### Directions
Write out every record below exactly, leaving the pictures out.

### Data excerpts
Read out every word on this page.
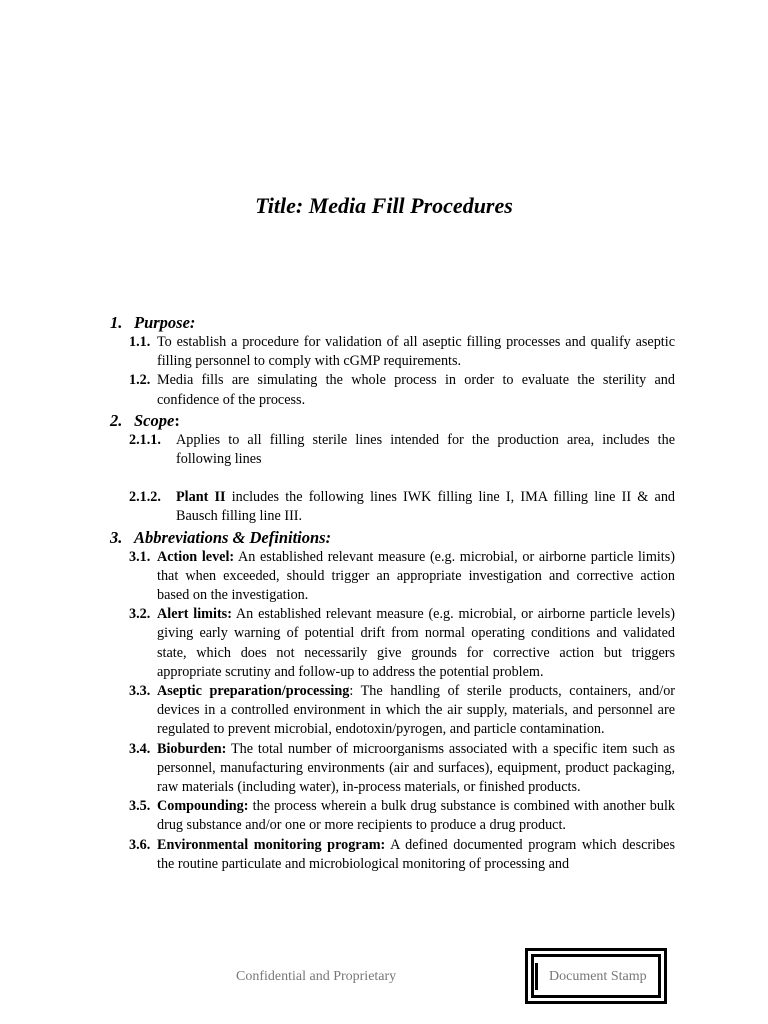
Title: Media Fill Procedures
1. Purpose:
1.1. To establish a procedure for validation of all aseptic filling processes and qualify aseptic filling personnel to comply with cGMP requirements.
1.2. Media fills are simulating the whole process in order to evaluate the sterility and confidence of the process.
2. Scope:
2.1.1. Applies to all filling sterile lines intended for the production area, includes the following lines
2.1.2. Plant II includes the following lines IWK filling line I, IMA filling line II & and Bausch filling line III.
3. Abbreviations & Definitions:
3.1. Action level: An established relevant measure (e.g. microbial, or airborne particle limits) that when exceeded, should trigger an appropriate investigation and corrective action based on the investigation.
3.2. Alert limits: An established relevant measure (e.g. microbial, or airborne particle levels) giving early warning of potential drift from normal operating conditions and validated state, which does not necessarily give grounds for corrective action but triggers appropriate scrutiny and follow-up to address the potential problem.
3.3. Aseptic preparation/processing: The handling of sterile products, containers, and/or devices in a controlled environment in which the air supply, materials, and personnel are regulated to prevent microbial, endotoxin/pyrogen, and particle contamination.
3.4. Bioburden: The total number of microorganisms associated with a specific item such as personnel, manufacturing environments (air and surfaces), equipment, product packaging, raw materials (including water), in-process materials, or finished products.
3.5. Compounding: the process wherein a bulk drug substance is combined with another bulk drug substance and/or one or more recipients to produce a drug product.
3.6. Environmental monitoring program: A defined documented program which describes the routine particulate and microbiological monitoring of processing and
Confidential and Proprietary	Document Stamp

### Worked solution
Read out every word on this page.
Title: Media Fill Procedures
1. Purpose:
1.1. To establish a procedure for validation of all aseptic filling processes and qualify aseptic filling personnel to comply with cGMP requirements.
1.2. Media fills are simulating the whole process in order to evaluate the sterility and confidence of the process.
2. Scope:
2.1.1. Applies to all filling sterile lines intended for the production area, includes the following lines
2.1.2. Plant II includes the following lines IWK filling line I, IMA filling line II & and Bausch filling line III.
3. Abbreviations & Definitions:
3.1. Action level: An established relevant measure (e.g. microbial, or airborne particle limits) that when exceeded, should trigger an appropriate investigation and corrective action based on the investigation.
3.2. Alert limits: An established relevant measure (e.g. microbial, or airborne particle levels) giving early warning of potential drift from normal operating conditions and validated state, which does not necessarily give grounds for corrective action but triggers appropriate scrutiny and follow-up to address the potential problem.
3.3. Aseptic preparation/processing: The handling of sterile products, containers, and/or devices in a controlled environment in which the air supply, materials, and personnel are regulated to prevent microbial, endotoxin/pyrogen, and particle contamination.
3.4. Bioburden: The total number of microorganisms associated with a specific item such as personnel, manufacturing environments (air and surfaces), equipment, product packaging, raw materials (including water), in-process materials, or finished products.
3.5. Compounding: the process wherein a bulk drug substance is combined with another bulk drug substance and/or one or more recipients to produce a drug product.
3.6. Environmental monitoring program: A defined documented program which describes the routine particulate and microbiological monitoring of processing and
Confidential and Proprietary	Document Stamp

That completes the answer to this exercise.